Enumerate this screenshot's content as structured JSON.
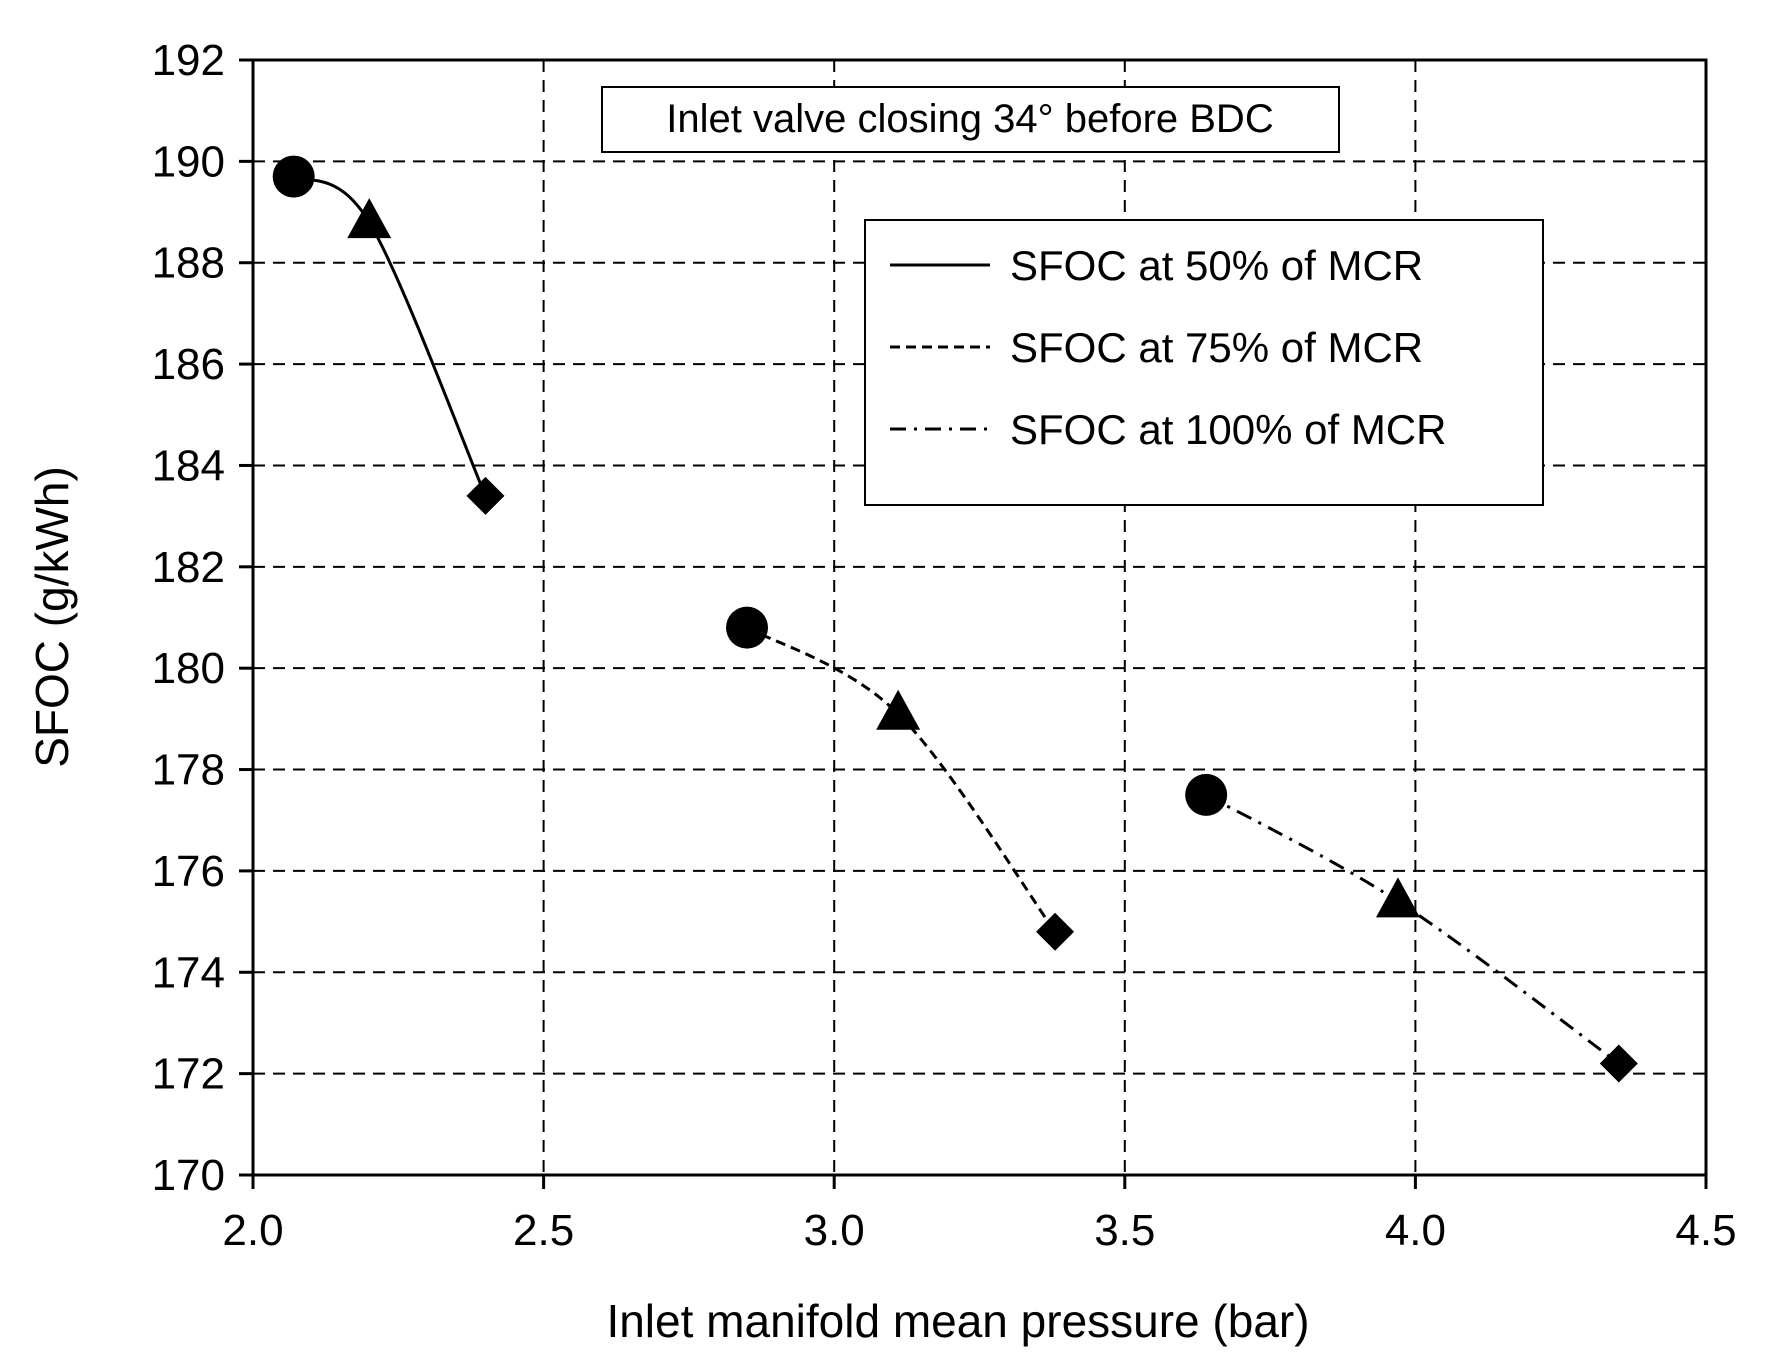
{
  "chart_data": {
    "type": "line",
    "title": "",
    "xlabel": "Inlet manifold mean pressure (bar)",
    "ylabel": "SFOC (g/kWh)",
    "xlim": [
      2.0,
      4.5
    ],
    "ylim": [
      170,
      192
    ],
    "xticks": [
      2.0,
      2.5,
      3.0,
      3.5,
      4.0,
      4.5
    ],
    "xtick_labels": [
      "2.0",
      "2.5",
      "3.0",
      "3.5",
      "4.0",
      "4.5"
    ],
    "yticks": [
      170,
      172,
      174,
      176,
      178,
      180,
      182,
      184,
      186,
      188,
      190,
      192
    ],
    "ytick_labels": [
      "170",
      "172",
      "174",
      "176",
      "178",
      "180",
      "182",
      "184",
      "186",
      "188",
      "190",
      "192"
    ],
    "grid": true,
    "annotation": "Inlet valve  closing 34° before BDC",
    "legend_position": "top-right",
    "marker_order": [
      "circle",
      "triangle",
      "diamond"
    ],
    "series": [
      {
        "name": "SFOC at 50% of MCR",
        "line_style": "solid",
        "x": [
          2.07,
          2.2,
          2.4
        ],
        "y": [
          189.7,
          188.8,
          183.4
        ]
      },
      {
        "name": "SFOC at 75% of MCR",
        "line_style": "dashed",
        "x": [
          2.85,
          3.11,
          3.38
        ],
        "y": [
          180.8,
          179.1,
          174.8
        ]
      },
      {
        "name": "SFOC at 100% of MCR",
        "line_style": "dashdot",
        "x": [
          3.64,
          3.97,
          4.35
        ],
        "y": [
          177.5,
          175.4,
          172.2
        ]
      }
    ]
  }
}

::::

● Brief
Copy every entry exactly as written. Pictures are excluded.

● Exercise output
Enumerate this screenshot's content as structured JSON.
{
  "chart_data": {
    "type": "line",
    "title": "",
    "xlabel": "Inlet manifold mean pressure (bar)",
    "ylabel": "SFOC (g/kWh)",
    "xlim": [
      2.0,
      4.5
    ],
    "ylim": [
      170,
      192
    ],
    "xticks": [
      2.0,
      2.5,
      3.0,
      3.5,
      4.0,
      4.5
    ],
    "xtick_labels": [
      "2.0",
      "2.5",
      "3.0",
      "3.5",
      "4.0",
      "4.5"
    ],
    "yticks": [
      170,
      172,
      174,
      176,
      178,
      180,
      182,
      184,
      186,
      188,
      190,
      192
    ],
    "ytick_labels": [
      "170",
      "172",
      "174",
      "176",
      "178",
      "180",
      "182",
      "184",
      "186",
      "188",
      "190",
      "192"
    ],
    "grid": true,
    "annotation": "Inlet valve  closing 34° before BDC",
    "legend_position": "top-right",
    "marker_order": [
      "circle",
      "triangle",
      "diamond"
    ],
    "series": [
      {
        "name": "SFOC at 50% of MCR",
        "line_style": "solid",
        "x": [
          2.07,
          2.2,
          2.4
        ],
        "y": [
          189.7,
          188.8,
          183.4
        ]
      },
      {
        "name": "SFOC at 75% of MCR",
        "line_style": "dashed",
        "x": [
          2.85,
          3.11,
          3.38
        ],
        "y": [
          180.8,
          179.1,
          174.8
        ]
      },
      {
        "name": "SFOC at 100% of MCR",
        "line_style": "dashdot",
        "x": [
          3.64,
          3.97,
          4.35
        ],
        "y": [
          177.5,
          175.4,
          172.2
        ]
      }
    ]
  }
}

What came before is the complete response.